## PROBLEM TO SOLVE
In the entries that follow, find the word "Slide" and report each line it is on.

>> START

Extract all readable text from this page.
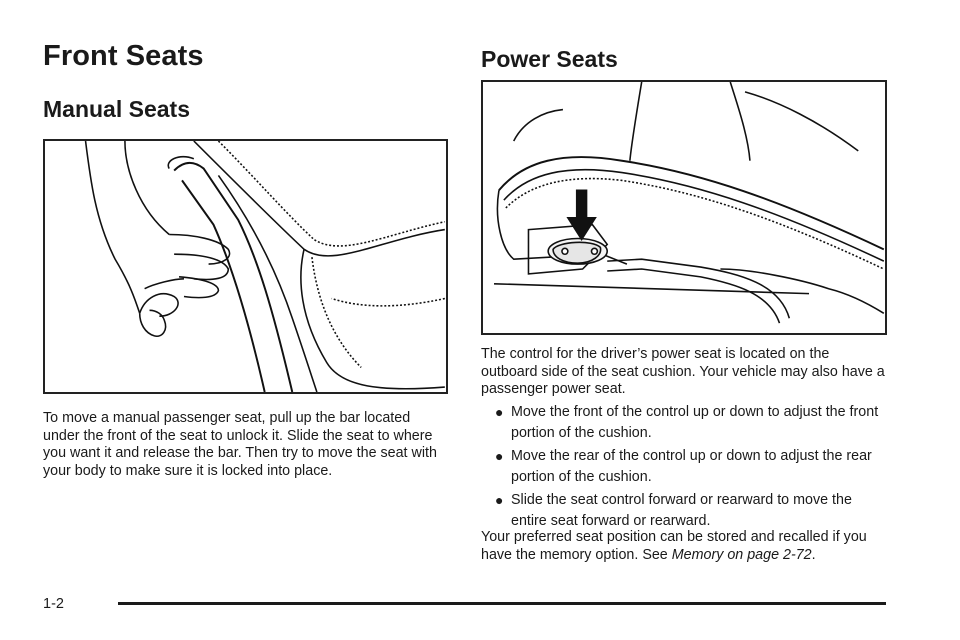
Front Seats
Manual Seats

To move a manual passenger seat, pull up the bar located under the front of the seat to unlock it. Slide the seat to where you want it and release the bar. Then try to move the seat with your body to make sure it is locked into place.

Power Seats

The control for the driver’s power seat is located on the outboard side of the seat cushion. Your vehicle may also have a passenger power seat.

● Move the front of the control up or down to adjust the front portion of the cushion.
● Move the rear of the control up or down to adjust the rear portion of the cushion.
● Slide the seat control forward or rearward to move the entire seat forward or rearward.

Your preferred seat position can be stored and recalled if you have the memory option. See Memory on page 2-72.

1-2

>> END

## ANSWER TO THIS TASK
To move a manual passenger seat, pull up the bar located under the front of the seat to unlock it. Slide the seat to where you want it and release the bar. Then try to move the seat with your body to make sure it is locked into place.
● Slide the seat control forward or rearward to move the entire seat forward or rearward.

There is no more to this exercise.